**Objective**
Restate the entries word for word, omitting nothing.

*-*-*

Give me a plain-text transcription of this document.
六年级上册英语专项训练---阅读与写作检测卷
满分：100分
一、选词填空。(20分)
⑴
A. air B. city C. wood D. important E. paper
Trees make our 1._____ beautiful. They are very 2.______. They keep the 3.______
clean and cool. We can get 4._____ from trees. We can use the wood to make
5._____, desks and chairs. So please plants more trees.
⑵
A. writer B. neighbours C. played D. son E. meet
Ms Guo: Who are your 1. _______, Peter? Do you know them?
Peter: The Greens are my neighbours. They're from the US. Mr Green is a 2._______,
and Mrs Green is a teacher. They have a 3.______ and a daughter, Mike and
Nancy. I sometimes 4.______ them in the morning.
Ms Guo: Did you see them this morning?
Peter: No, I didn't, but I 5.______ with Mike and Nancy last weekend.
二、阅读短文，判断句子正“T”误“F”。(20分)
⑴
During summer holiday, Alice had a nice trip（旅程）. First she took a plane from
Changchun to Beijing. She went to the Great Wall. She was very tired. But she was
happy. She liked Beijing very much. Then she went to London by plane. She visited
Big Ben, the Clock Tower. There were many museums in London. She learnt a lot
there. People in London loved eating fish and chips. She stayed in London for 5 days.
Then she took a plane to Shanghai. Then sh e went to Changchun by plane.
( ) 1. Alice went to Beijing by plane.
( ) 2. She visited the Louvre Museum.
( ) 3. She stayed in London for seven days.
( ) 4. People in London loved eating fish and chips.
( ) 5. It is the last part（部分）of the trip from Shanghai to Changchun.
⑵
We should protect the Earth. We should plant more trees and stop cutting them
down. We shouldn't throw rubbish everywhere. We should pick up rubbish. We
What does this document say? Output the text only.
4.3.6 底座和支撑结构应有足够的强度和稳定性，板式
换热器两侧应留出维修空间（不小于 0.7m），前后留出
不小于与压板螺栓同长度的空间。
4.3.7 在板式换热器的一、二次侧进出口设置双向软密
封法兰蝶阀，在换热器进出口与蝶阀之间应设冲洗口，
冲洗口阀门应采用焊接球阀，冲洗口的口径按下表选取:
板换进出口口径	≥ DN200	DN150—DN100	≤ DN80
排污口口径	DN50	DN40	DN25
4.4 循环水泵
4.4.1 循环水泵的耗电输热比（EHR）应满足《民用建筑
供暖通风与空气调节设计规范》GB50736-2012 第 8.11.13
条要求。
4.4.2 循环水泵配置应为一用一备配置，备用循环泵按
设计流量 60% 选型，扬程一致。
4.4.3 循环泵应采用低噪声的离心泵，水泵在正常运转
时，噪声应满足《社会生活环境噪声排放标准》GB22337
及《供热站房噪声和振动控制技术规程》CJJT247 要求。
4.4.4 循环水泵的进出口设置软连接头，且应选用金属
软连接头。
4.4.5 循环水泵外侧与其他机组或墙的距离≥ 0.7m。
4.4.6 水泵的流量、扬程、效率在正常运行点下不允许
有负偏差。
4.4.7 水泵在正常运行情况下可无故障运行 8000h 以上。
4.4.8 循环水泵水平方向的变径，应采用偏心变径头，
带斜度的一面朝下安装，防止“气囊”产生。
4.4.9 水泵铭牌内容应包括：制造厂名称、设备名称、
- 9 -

*-*-*

**Complete answer**
Give me a plain-text transcription of this document.
六年级上册英语专项训练---阅读与写作检测卷
满分：100分
一、选词填空。(20分)
⑴
A. air B. city C. wood D. important E. paper
Trees make our 1._____ beautiful. They are very 2.______. They keep the 3.______
clean and cool. We can get 4._____ from trees. We can use the wood to make
5._____, desks and chairs. So please plants more trees.
⑵
A. writer B. neighbours C. played D. son E. meet
Ms Guo: Who are your 1. _______, Peter? Do you know them?
Peter: The Greens are my neighbours. They're from the US. Mr Green is a 2._______,
and Mrs Green is a teacher. They have a 3.______ and a daughter, Mike and
Nancy. I sometimes 4.______ them in the morning.
Ms Guo: Did you see them this morning?
Peter: No, I didn't, but I 5.______ with Mike and Nancy last weekend.
二、阅读短文，判断句子正“T”误“F”。(20分)
⑴
During summer holiday, Alice had a nice trip（旅程）. First she took a plane from
Changchun to Beijing. She went to the Great Wall. She was very tired. But she was
happy. She liked Beijing very much. Then she went to London by plane. She visited
Big Ben, the Clock Tower. There were many museums in London. She learnt a lot
there. People in London loved eating fish and chips. She stayed in London for 5 days.
Then she took a plane to Shanghai. Then sh e went to Changchun by plane.
( ) 1. Alice went to Beijing by plane.
( ) 2. She visited the Louvre Museum.
( ) 3. She stayed in London for seven days.
( ) 4. People in London loved eating fish and chips.
( ) 5. It is the last part（部分）of the trip from Shanghai to Changchun.
⑵
We should protect the Earth. We should plant more trees and stop cutting them
down. We shouldn't throw rubbish everywhere. We should pick up rubbish. We
What does this document say? Output the text only.
4.3.6 底座和支撑结构应有足够的强度和稳定性，板式
换热器两侧应留出维修空间（不小于 0.7m），前后留出
不小于与压板螺栓同长度的空间。
4.3.7 在板式换热器的一、二次侧进出口设置双向软密
封法兰蝶阀，在换热器进出口与蝶阀之间应设冲洗口，
冲洗口阀门应采用焊接球阀，冲洗口的口径按下表选取:
板换进出口口径	≥ DN200	DN150—DN100	≤ DN80
排污口口径	DN50	DN40	DN25
4.4 循环水泵
4.4.1 循环水泵的耗电输热比（EHR）应满足《民用建筑
供暖通风与空气调节设计规范》GB50736-2012 第 8.11.13
条要求。
4.4.2 循环水泵配置应为一用一备配置，备用循环泵按
设计流量 60% 选型，扬程一致。
4.4.3 循环泵应采用低噪声的离心泵，水泵在正常运转
时，噪声应满足《社会生活环境噪声排放标准》GB22337
及《供热站房噪声和振动控制技术规程》CJJT247 要求。
4.4.4 循环水泵的进出口设置软连接头，且应选用金属
软连接头。
4.4.5 循环水泵外侧与其他机组或墙的距离≥ 0.7m。
4.4.6 水泵的流量、扬程、效率在正常运行点下不允许
有负偏差。
4.4.7 水泵在正常运行情况下可无故障运行 8000h 以上。
4.4.8 循环水泵水平方向的变径，应采用偏心变径头，
带斜度的一面朝下安装，防止“气囊”产生。
4.4.9 水泵铭牌内容应包括：制造厂名称、设备名称、
- 9 -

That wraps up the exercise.